= What is asked =
All lines in which the word "text" occurs are to be extracted.

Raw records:
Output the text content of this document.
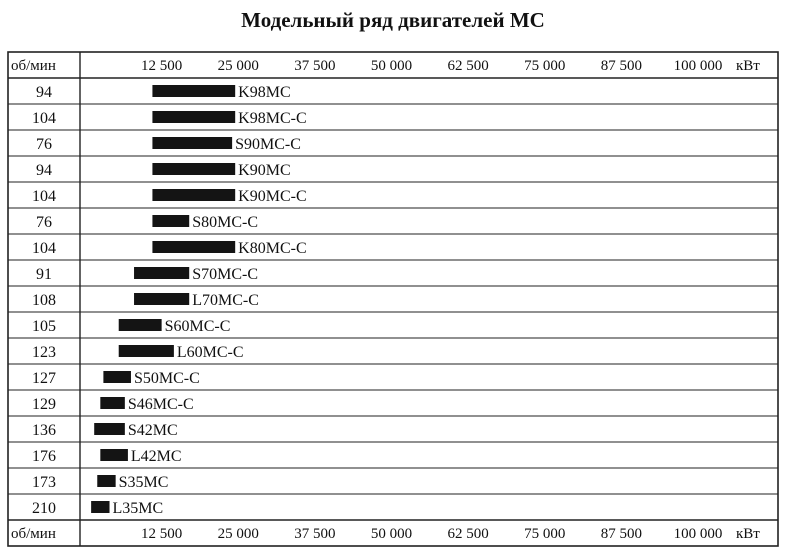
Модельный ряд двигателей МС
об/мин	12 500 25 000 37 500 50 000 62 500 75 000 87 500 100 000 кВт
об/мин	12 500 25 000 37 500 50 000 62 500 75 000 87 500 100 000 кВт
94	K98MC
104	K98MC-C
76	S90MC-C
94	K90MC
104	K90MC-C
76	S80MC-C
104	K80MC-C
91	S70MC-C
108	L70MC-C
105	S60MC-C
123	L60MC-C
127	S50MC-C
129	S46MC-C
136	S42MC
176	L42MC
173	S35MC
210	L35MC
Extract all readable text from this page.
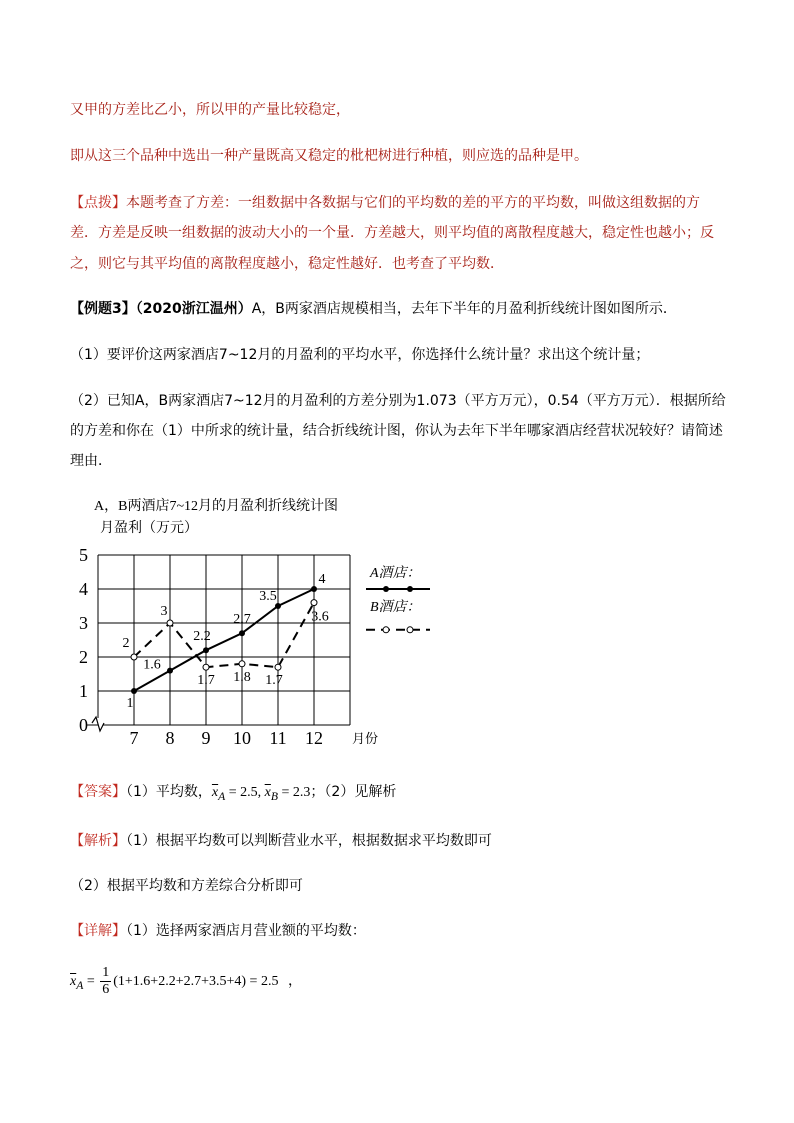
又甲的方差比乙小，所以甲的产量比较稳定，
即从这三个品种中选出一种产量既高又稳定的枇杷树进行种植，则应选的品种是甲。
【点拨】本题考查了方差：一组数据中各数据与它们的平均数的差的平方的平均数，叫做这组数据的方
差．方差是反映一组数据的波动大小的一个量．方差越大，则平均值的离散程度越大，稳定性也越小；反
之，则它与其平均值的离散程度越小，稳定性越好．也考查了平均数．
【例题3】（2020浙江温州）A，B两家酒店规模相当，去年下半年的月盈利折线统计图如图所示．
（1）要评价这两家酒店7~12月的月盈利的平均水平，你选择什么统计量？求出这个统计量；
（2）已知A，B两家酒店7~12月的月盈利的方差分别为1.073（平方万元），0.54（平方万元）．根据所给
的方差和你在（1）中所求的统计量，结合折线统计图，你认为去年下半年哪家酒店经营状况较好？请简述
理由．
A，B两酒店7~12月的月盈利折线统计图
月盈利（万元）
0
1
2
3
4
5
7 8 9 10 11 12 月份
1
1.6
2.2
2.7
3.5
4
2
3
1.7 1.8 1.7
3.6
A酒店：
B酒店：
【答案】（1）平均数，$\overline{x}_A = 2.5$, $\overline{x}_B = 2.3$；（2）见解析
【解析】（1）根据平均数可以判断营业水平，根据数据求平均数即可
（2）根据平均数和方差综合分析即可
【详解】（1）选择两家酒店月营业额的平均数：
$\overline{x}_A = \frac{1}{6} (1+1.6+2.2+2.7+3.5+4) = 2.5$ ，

= Written reply =
Output the text content of this document.
Extract all readable text from this page.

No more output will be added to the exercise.